*Text excerpt:*

***

Social Insecurity

Last week the Associated Press reported that people now starting to receive Social Security benefits will–for the first time–receive less in expected benefits than they have paid in payroll taxes. 

The chart is easy to follow:

In 1960, the average American paid about $36,000 in payroll taxes over a lifetime of work. With each paycheck, workers “contributed” 3% (with a matching 3% “contribution” from their employer) on the first $4,800 of wages. We say “contributed” because they had no choice, as the government forced them to do pay the taxes into the system.

Think about this for a moment and figure out the math.  If a person is taxed at 3% on the first $4,800 they earn, then in 1960, the total Social Security tax bill would have been $144, or about $2.77 per week.  In exchange, the average worker who paid in $36,000 received checks for $259,000. Not a bad deal at all!

Unfortunately, you can probably also see the immediate problem with this formula.  If a worker pays in $36,000 and receives $259,000, where is the difference coming from? The Social Security Administration states that the program has never been significantly funded by general income taxes.  And that has been true–but it won’t be for long.

The only way to balance out the math is for far more workers to be paying into social security than there are receiving payments from social security.  In 1960 there were 5 workers paying in for every person receiving checks.  Consider the change from 20 short years earlier when there were a whopping 42 workers paying into the system for every person receiving checks.

Unfortunately as time marches on and people (not unfortunately!) live longer and the population growth rate slows, we find fewer workers paying into the system for every beneficiary; 3.2 for every recipient.  By 1980 the government realized it wasn’t pulling in enough in payroll taxes to continue funding the program.  The tax rate jumped 70% from a 3% payroll tax rate to a 5.08% rate on the first $25,900 of income.

***

*Tasks to complete:*
**A.** In the Social Security article, how many workers were paying into the system for every person receiving checks in 1960?
**B.** Copy the part of the Social Security article that opens with the words containing "Last week the" and closes with "deal at all!".
**C.** Carry on the Social Security article from the point where it stops.

*Data segment:*
***

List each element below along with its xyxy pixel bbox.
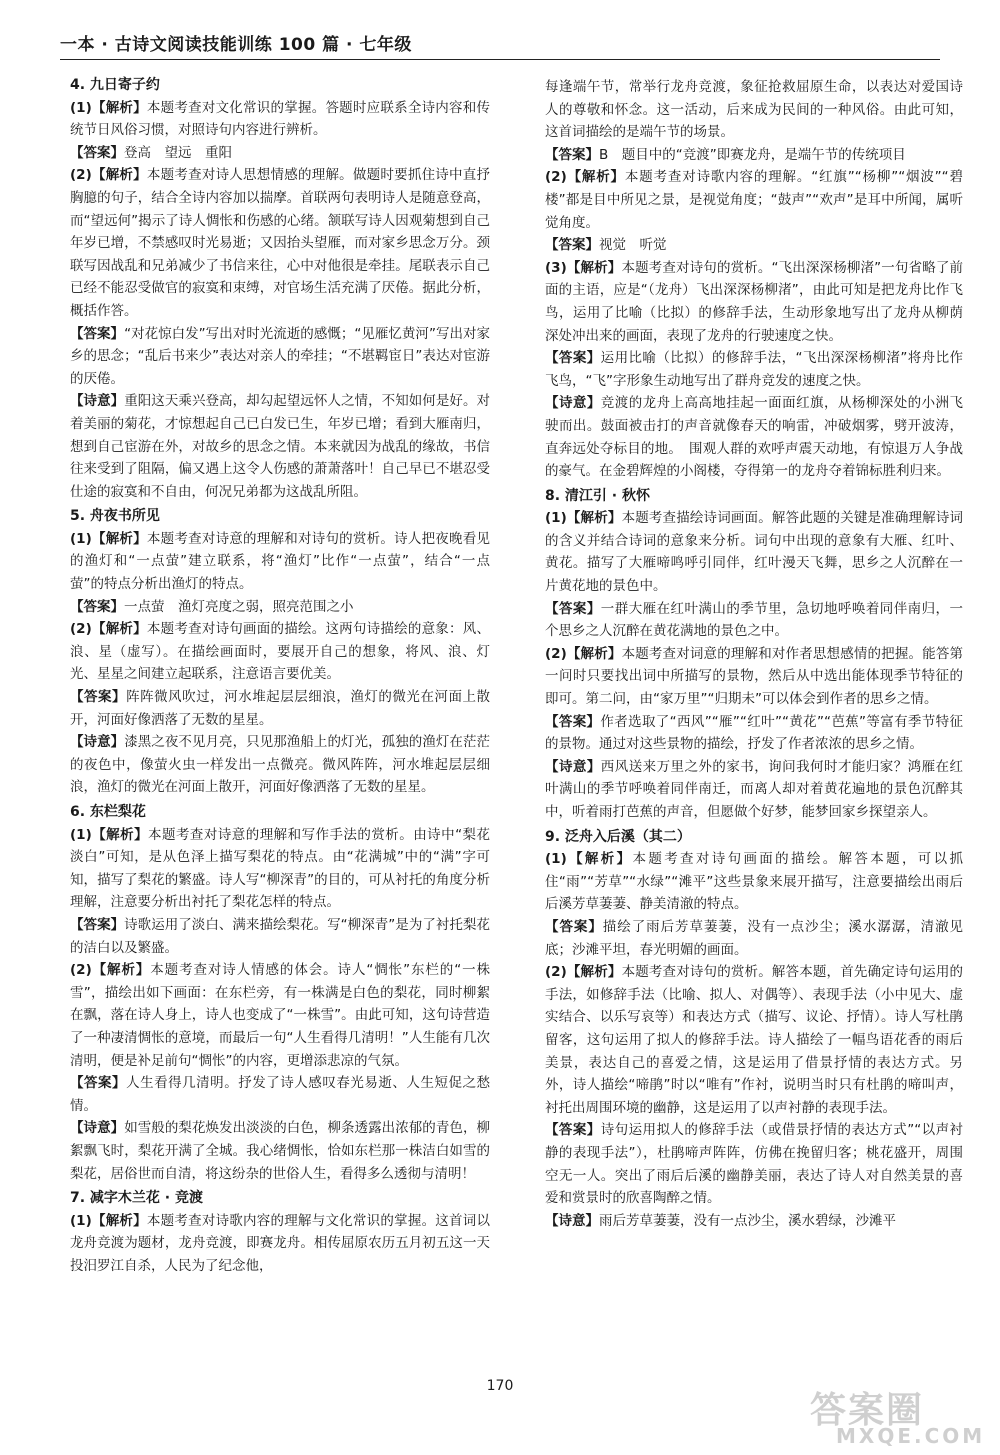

***

*Outputs for the tasks:*
**A.** Five workers.

**B.**
Last week the Associated Press reported that people now starting to receive Social Security benefits will–for the first time–receive less in expected benefits than they have paid in payroll taxes. 

The chart is easy to follow:

In 1960, the average American paid about $36,000 in payroll taxes over a lifetime of work. With each paycheck, workers “contributed” 3% (with a matching 3% “contribution” from their employer) on the first $4,800 of wages. We say “contributed” because they had no choice, as the government forced them to do pay the taxes into the system.

Think about this for a moment and figure out the math.  If a person is taxed at 3% on the first $4,800 they earn, then in 1960, the total Social Security tax bill would have been $144, or about $2.77 per week.  In exchange, the average worker who paid in $36,000 received checks for $259,000. Not a bad deal at all!

**C.**
Again, double check the math. 5.08% on $25,900 is $1,315 or $25.30 per week.  Although the tax rate only went up 70% over the 20 year period, a person paying “the max” saw his/her payroll taxes increase by a whopping 813%! Talk about paying your “fair share.”  More money is being funneled into a system that is still going bankrupt with each check written.

The gap between the red bar (taxes paid in) and the green bar (benefit checks) is literally a transfer of wealth from current workers (a.k.a. future retirees) to current recipients.  In other words, as each generation of workers pays in, they receive money from future tax payers, and they receive less in benefits relative to the amount paid in.

Some politicians have compared Social Security to a Ponzi scheme. And drawn fierce criticism for making the comparison.  Unfortunately, the term is correct, and this is precisely what Social Security is.  Here is a simple Wikipedia definition:

A Ponzi scheme is a fraudulent investment operation that pays returns to its investors from their own money or the money paid by subsequent investors, rather than from profit earned by the individual or organization running the operation. The Ponzi scheme usually entices new investors by offering higher returns than other investments, in the form of short-term returns that are either abnormally high or unusually consistent. Perpetuation of the high returns requires an ever-increasing flow of money from new investors to keep the scheme going.

The system is destined to collapse because the earnings, if any, are less than the payments to investors. Usually, the scheme is interrupted by legal authorities before it collapses because a Ponzi scheme is suspected or because the promoter is selling unregistered securities. As more investors become involved, the likelihood of the scheme coming to the attention of authorities increases.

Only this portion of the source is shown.